## REQUIRED WORK
• A. Reproduce the passage of the min-storage-rows thread starting at "blp commented 1" and ending at "fails for 25,000.".
• B. In the min-storage-rows thread, at which value does min-storage-rows fail on aehmttw's machine?

## DOCUMENT SECTION
Related: https://github.com/feldera/feldera/issues/1955

aehmttw commented 4 days ago

Using min-storage-rows option in bench.bash may fix this; not sure if it is a problem on CI as much as on my machine.

blp commented 1 day ago

Using min-storage-rows option in bench.bash may fix this; not sure if it is a problem on CI as much as on my machine.

Did it make a difference?

aehmttw commented 1 day ago

On my machine min-storage-rows works if it's set to 100,000, but it fails for 25,000.

## SUPPLIED DATA
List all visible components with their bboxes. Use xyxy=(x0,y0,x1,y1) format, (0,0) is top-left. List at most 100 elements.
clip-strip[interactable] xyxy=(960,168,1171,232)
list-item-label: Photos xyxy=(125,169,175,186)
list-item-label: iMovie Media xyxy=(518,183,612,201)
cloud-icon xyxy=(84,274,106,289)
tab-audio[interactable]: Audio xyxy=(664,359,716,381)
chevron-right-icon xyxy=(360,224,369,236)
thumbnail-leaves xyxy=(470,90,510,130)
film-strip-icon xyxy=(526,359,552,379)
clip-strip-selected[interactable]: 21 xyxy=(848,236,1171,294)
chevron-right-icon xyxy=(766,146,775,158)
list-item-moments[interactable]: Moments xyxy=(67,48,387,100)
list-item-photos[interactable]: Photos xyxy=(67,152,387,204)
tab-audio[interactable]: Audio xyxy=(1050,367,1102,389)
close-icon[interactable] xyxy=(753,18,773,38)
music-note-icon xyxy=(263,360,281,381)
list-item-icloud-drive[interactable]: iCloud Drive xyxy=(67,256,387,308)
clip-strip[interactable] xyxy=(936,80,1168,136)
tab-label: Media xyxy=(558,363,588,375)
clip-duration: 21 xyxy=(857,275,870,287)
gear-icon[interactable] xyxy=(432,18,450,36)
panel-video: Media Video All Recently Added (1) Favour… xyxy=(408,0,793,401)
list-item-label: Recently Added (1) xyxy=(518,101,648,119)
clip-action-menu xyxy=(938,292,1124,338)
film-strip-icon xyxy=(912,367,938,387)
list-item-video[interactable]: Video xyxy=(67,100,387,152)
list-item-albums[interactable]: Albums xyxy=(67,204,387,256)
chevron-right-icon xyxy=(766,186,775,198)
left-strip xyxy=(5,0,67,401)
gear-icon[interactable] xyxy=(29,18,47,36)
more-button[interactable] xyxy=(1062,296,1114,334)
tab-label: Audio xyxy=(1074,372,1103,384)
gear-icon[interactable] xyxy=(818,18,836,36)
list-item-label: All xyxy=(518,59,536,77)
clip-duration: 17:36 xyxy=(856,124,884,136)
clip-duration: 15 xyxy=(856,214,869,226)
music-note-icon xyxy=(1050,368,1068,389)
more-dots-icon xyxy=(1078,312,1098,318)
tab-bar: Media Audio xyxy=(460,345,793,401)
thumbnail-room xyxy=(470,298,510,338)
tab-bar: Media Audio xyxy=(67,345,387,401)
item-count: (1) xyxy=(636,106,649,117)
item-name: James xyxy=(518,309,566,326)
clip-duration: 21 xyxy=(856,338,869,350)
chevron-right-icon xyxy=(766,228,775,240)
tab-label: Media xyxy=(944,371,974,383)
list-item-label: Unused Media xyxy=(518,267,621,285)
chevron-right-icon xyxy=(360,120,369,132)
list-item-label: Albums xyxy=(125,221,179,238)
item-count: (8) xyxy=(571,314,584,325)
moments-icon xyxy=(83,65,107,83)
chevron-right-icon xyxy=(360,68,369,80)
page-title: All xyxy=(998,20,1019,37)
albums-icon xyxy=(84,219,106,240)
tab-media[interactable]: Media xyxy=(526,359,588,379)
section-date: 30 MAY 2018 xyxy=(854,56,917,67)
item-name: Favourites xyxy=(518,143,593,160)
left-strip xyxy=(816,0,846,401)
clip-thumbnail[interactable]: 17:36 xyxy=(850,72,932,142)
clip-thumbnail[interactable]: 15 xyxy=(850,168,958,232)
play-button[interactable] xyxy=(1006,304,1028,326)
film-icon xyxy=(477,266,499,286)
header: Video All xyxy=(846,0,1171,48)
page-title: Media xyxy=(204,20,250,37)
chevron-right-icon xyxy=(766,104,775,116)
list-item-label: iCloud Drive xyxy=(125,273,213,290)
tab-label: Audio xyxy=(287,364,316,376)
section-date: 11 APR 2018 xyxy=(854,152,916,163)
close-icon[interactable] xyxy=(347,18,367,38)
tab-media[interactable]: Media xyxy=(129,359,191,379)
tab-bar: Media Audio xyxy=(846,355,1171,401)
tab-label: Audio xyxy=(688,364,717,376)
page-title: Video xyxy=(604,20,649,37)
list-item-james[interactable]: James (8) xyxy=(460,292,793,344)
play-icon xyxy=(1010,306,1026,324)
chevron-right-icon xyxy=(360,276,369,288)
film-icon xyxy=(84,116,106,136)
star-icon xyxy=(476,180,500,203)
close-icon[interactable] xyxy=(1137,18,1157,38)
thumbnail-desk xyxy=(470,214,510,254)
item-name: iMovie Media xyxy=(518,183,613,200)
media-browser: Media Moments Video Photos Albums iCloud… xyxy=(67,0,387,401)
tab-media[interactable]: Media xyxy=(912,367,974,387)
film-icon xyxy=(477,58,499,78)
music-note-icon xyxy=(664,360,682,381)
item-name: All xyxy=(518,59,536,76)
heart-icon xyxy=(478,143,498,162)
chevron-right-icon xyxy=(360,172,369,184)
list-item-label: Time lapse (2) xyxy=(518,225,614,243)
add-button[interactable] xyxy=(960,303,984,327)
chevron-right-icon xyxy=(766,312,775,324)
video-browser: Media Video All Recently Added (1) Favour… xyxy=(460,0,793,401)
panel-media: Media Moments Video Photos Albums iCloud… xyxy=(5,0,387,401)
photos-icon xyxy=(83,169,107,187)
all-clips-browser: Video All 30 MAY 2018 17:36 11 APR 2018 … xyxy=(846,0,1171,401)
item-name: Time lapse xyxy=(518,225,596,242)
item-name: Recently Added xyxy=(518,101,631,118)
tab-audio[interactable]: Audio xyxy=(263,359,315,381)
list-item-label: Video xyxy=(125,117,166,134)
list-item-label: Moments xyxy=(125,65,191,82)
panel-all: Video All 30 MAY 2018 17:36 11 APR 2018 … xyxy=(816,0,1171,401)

## RESPONSES
• A.
blp commented 1 day ago

Using min-storage-rows option in bench.bash may fix this; not sure if it is a problem on CI as much as on my machine.

Did it make a difference?

aehmttw commented 1 day ago

On my machine min-storage-rows works if it's set to 100,000, but it fails for 25,000.

• B. 25,000